*Coordinate annotation records*
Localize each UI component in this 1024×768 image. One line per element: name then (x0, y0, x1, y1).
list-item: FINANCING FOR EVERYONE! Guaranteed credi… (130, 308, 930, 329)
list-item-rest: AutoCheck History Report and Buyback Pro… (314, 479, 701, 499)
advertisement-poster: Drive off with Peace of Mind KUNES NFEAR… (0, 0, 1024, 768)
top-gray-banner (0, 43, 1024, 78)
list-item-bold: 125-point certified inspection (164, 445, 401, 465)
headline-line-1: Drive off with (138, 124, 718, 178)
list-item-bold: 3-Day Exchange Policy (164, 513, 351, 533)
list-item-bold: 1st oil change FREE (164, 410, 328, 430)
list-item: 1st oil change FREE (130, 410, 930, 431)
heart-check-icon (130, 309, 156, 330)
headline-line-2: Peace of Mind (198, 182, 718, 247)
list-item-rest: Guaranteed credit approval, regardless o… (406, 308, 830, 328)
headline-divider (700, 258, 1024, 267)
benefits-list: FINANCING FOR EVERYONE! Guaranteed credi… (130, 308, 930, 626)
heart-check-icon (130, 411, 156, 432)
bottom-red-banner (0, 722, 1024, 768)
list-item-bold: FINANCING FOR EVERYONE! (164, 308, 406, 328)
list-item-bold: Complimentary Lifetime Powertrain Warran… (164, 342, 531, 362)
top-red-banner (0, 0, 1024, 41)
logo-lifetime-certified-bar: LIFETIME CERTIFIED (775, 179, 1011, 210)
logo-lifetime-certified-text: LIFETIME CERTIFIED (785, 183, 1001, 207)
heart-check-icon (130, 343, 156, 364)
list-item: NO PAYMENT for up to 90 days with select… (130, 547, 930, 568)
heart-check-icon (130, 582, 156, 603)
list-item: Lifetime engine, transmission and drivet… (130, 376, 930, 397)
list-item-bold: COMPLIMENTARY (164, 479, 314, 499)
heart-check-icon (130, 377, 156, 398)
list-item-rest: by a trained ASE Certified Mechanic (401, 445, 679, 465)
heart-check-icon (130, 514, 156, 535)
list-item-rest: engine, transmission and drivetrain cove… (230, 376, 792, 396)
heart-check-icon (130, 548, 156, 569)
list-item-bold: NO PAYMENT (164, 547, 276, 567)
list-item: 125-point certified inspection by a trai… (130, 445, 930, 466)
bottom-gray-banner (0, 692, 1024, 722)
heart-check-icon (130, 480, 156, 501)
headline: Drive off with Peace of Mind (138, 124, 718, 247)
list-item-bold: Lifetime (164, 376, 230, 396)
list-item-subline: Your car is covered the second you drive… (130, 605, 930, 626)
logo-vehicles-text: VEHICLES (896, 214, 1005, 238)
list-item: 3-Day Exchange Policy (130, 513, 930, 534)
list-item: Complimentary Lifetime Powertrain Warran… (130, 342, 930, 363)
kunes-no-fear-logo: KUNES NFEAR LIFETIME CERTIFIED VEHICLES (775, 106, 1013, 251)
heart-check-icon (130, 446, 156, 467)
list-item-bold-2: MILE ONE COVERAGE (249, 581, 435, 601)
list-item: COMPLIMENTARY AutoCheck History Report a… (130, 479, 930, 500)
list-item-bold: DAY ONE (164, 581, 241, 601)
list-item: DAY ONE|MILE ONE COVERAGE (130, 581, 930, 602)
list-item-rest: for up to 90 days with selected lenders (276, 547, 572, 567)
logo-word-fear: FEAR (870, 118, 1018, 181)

*What needs to be done*
Can you rewrite all of the material above so that "checkmark-icon" replaces "heart-check-icon" everywhere, with nothing else changed?

*Solution*
Localize each UI component in this 1024×768 image. One line per element: name then (x0, y0, x1, y1).
list-item: FINANCING FOR EVERYONE! Guaranteed credi… (130, 308, 930, 329)
list-item-rest: AutoCheck History Report and Buyback Pro… (314, 479, 701, 499)
advertisement-poster: Drive off with Peace of Mind KUNES NFEAR… (0, 0, 1024, 768)
top-gray-banner (0, 43, 1024, 78)
list-item-bold: 125-point certified inspection (164, 445, 401, 465)
headline-line-1: Drive off with (138, 124, 718, 178)
list-item-bold: 3-Day Exchange Policy (164, 513, 351, 533)
list-item-bold: 1st oil change FREE (164, 410, 328, 430)
list-item: 1st oil change FREE (130, 410, 930, 431)
checkmark-icon (130, 309, 156, 330)
headline-line-2: Peace of Mind (198, 182, 718, 247)
list-item-rest: Guaranteed credit approval, regardless o… (406, 308, 830, 328)
headline-divider (700, 258, 1024, 267)
benefits-list: FINANCING FOR EVERYONE! Guaranteed credi… (130, 308, 930, 626)
checkmark-icon (130, 411, 156, 432)
bottom-red-banner (0, 722, 1024, 768)
list-item-bold: FINANCING FOR EVERYONE! (164, 308, 406, 328)
list-item-bold: Complimentary Lifetime Powertrain Warran… (164, 342, 531, 362)
top-red-banner (0, 0, 1024, 41)
logo-lifetime-certified-bar: LIFETIME CERTIFIED (775, 179, 1011, 210)
logo-lifetime-certified-text: LIFETIME CERTIFIED (785, 183, 1001, 207)
checkmark-icon (130, 343, 156, 364)
list-item: NO PAYMENT for up to 90 days with select… (130, 547, 930, 568)
checkmark-icon (130, 582, 156, 603)
list-item: Lifetime engine, transmission and drivet… (130, 376, 930, 397)
list-item-bold: COMPLIMENTARY (164, 479, 314, 499)
checkmark-icon (130, 377, 156, 398)
list-item-rest: by a trained ASE Certified Mechanic (401, 445, 679, 465)
checkmark-icon (130, 514, 156, 535)
list-item-rest: engine, transmission and drivetrain cove… (230, 376, 792, 396)
checkmark-icon (130, 548, 156, 569)
list-item-bold: NO PAYMENT (164, 547, 276, 567)
list-item: 125-point certified inspection by a trai… (130, 445, 930, 466)
bottom-gray-banner (0, 692, 1024, 722)
checkmark-icon (130, 480, 156, 501)
headline: Drive off with Peace of Mind (138, 124, 718, 247)
list-item-bold: Lifetime (164, 376, 230, 396)
list-item-subline: Your car is covered the second you drive… (130, 605, 930, 626)
logo-vehicles-text: VEHICLES (896, 214, 1005, 238)
list-item: 3-Day Exchange Policy (130, 513, 930, 534)
list-item: Complimentary Lifetime Powertrain Warran… (130, 342, 930, 363)
kunes-no-fear-logo: KUNES NFEAR LIFETIME CERTIFIED VEHICLES (775, 106, 1013, 251)
checkmark-icon (130, 446, 156, 467)
list-item-bold-2: MILE ONE COVERAGE (249, 581, 435, 601)
list-item: COMPLIMENTARY AutoCheck History Report a… (130, 479, 930, 500)
list-item-bold: DAY ONE (164, 581, 241, 601)
list-item: DAY ONE|MILE ONE COVERAGE (130, 581, 930, 602)
list-item-rest: for up to 90 days with selected lenders (276, 547, 572, 567)
logo-word-fear: FEAR (870, 118, 1018, 181)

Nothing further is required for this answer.